Print the entries below word for word; the pictures stay out of your copy.

[Stored records]
....................
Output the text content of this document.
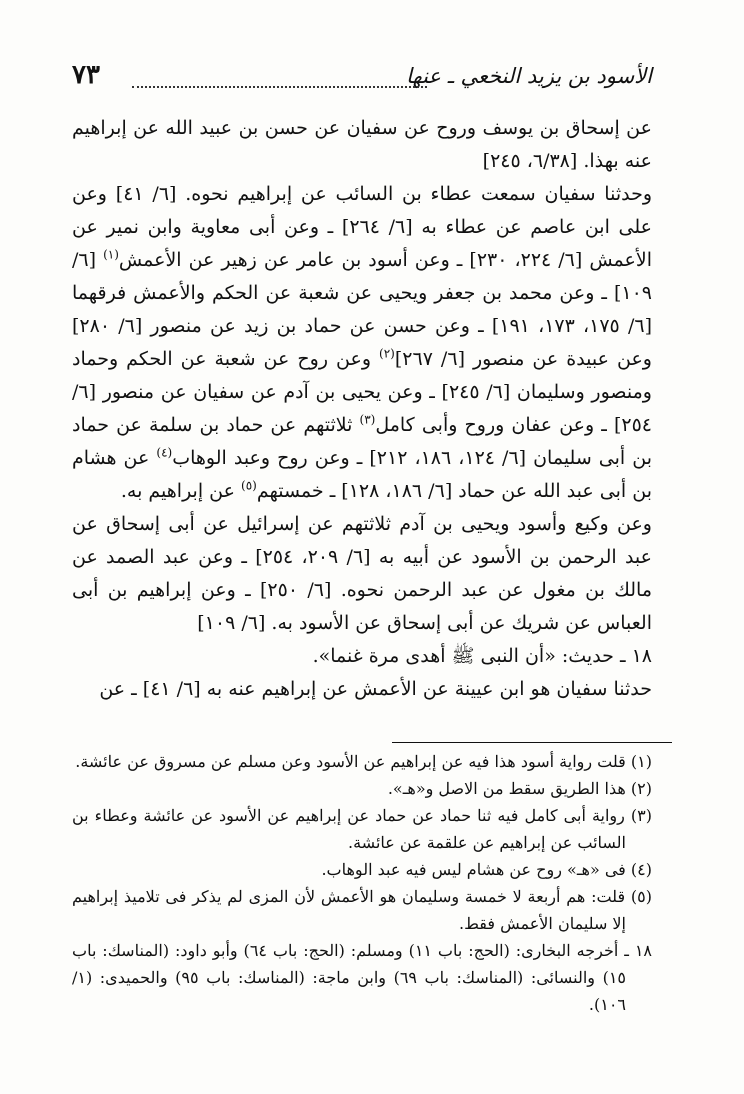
الأسود بن يزيد النخعي ـ عنها
٧٣

عن إسحاق بن يوسف وروح عن سفيان عن حسن بن عبيد الله عن إبراهيم عنه بهذا. [٦/٣٨، ٢٤٥]

وحدثنا سفيان سمعت عطاء بن السائب عن إبراهيم نحوه. [٦/ ٤١] وعن على ابن عاصم عن عطاء به [٦/ ٢٦٤] ـ وعن أبى معاوية وابن نمير عن الأعمش [٦/ ٢٢٤، ٢٣٠] ـ وعن أسود بن عامر عن زهير عن الأعمش$^{(١)}$ [٦/ ١٠٩] ـ وعن محمد بن جعفر ويحيى عن شعبة عن الحكم والأعمش فرقهما [٦/ ١٧٥، ١٧٣، ١٩١] ـ وعن حسن عن حماد بن زيد عن منصور [٦/ ٢٨٠] وعن عبيدة عن منصور [٦/ ٢٦٧]$^{(٢)}$ وعن روح عن شعبة عن الحكم وحماد ومنصور وسليمان [٦/ ٢٤٥] ـ وعن يحيى بن آدم عن سفيان عن منصور [٦/ ٢٥٤] ـ وعن عفان وروح وأبى كامل$^{(٣)}$ ثلاثتهم عن حماد بن سلمة عن حماد بن أبى سليمان [٦/ ١٢٤، ١٨٦، ٢١٢] ـ وعن روح وعبد الوهاب$^{(٤)}$ عن هشام بن أبى عبد الله عن حماد [٦/ ١٨٦، ١٢٨] ـ خمستهم$^{(٥)}$ عن إبراهيم به.

وعن وكيع وأسود ويحيى بن آدم ثلاثتهم عن إسرائيل عن أبى إسحاق عن عبد الرحمن بن الأسود عن أبيه به [٦/ ٢٠٩، ٢٥٤] ـ وعن عبد الصمد عن مالك بن مغول عن عبد الرحمن نحوه. [٦/ ٢٥٠] ـ وعن إبراهيم بن أبى العباس عن شريك عن أبى إسحاق عن الأسود به. [٦/ ١٠٩]

١٨ ـ حديث: «أن النبى ﷺ أهدى مرة غنما».

حدثنا سفيان هو ابن عيينة عن الأعمش عن إبراهيم عنه به [٦/ ٤١] ـ عن

(١) قلت رواية أسود هذا فيه عن إبراهيم عن الأسود وعن مسلم عن مسروق عن عائشة.

(٢) هذا الطريق سقط من الاصل و«هـ».

(٣) رواية أبى كامل فيه ثنا حماد عن حماد عن إبراهيم عن الأسود عن عائشة وعطاء بن السائب عن إبراهيم عن علقمة عن عائشة.

(٤) فى «هـ» روح عن هشام ليس فيه عبد الوهاب.

(٥) قلت: هم أربعة لا خمسة وسليمان هو الأعمش لأن المزى لم يذكر فى تلاميذ إبراهيم إلا سليمان الأعمش فقط.

١٨ ـ أخرجه البخارى: (الحج: باب ١١) ومسلم: (الحج: باب ٦٤) وأبو داود: (المناسك: باب ١٥) والنسائى: (المناسك: باب ٦٩) وابن ماجة: (المناسك: باب ٩٥) والحميدى: (١/ ١٠٦).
....................
◆ Finished task
Output the text content of this document.
الأسود بن يزيد النخعي ـ عنها
٧٣

عن إسحاق بن يوسف وروح عن سفيان عن حسن بن عبيد الله عن إبراهيم عنه بهذا. [٦/٣٨، ٢٤٥]

وحدثنا سفيان سمعت عطاء بن السائب عن إبراهيم نحوه. [٦/ ٤١] وعن على ابن عاصم عن عطاء به [٦/ ٢٦٤] ـ وعن أبى معاوية وابن نمير عن الأعمش [٦/ ٢٢٤، ٢٣٠] ـ وعن أسود بن عامر عن زهير عن الأعمش$^{(١)}$ [٦/ ١٠٩] ـ وعن محمد بن جعفر ويحيى عن شعبة عن الحكم والأعمش فرقهما [٦/ ١٧٥، ١٧٣، ١٩١] ـ وعن حسن عن حماد بن زيد عن منصور [٦/ ٢٨٠] وعن عبيدة عن منصور [٦/ ٢٦٧]$^{(٢)}$ وعن روح عن شعبة عن الحكم وحماد ومنصور وسليمان [٦/ ٢٤٥] ـ وعن يحيى بن آدم عن سفيان عن منصور [٦/ ٢٥٤] ـ وعن عفان وروح وأبى كامل$^{(٣)}$ ثلاثتهم عن حماد بن سلمة عن حماد بن أبى سليمان [٦/ ١٢٤، ١٨٦، ٢١٢] ـ وعن روح وعبد الوهاب$^{(٤)}$ عن هشام بن أبى عبد الله عن حماد [٦/ ١٨٦، ١٢٨] ـ خمستهم$^{(٥)}$ عن إبراهيم به.

وعن وكيع وأسود ويحيى بن آدم ثلاثتهم عن إسرائيل عن أبى إسحاق عن عبد الرحمن بن الأسود عن أبيه به [٦/ ٢٠٩، ٢٥٤] ـ وعن عبد الصمد عن مالك بن مغول عن عبد الرحمن نحوه. [٦/ ٢٥٠] ـ وعن إبراهيم بن أبى العباس عن شريك عن أبى إسحاق عن الأسود به. [٦/ ١٠٩]

١٨ ـ حديث: «أن النبى ﷺ أهدى مرة غنما».

حدثنا سفيان هو ابن عيينة عن الأعمش عن إبراهيم عنه به [٦/ ٤١] ـ عن

(١) قلت رواية أسود هذا فيه عن إبراهيم عن الأسود وعن مسلم عن مسروق عن عائشة.

(٢) هذا الطريق سقط من الاصل و«هـ».

(٣) رواية أبى كامل فيه ثنا حماد عن حماد عن إبراهيم عن الأسود عن عائشة وعطاء بن السائب عن إبراهيم عن علقمة عن عائشة.

(٤) فى «هـ» روح عن هشام ليس فيه عبد الوهاب.

(٥) قلت: هم أربعة لا خمسة وسليمان هو الأعمش لأن المزى لم يذكر فى تلاميذ إبراهيم إلا سليمان الأعمش فقط.

١٨ ـ أخرجه البخارى: (الحج: باب ١١) ومسلم: (الحج: باب ٦٤) وأبو داود: (المناسك: باب ١٥) والنسائى: (المناسك: باب ٦٩) وابن ماجة: (المناسك: باب ٩٥) والحميدى: (١/ ١٠٦).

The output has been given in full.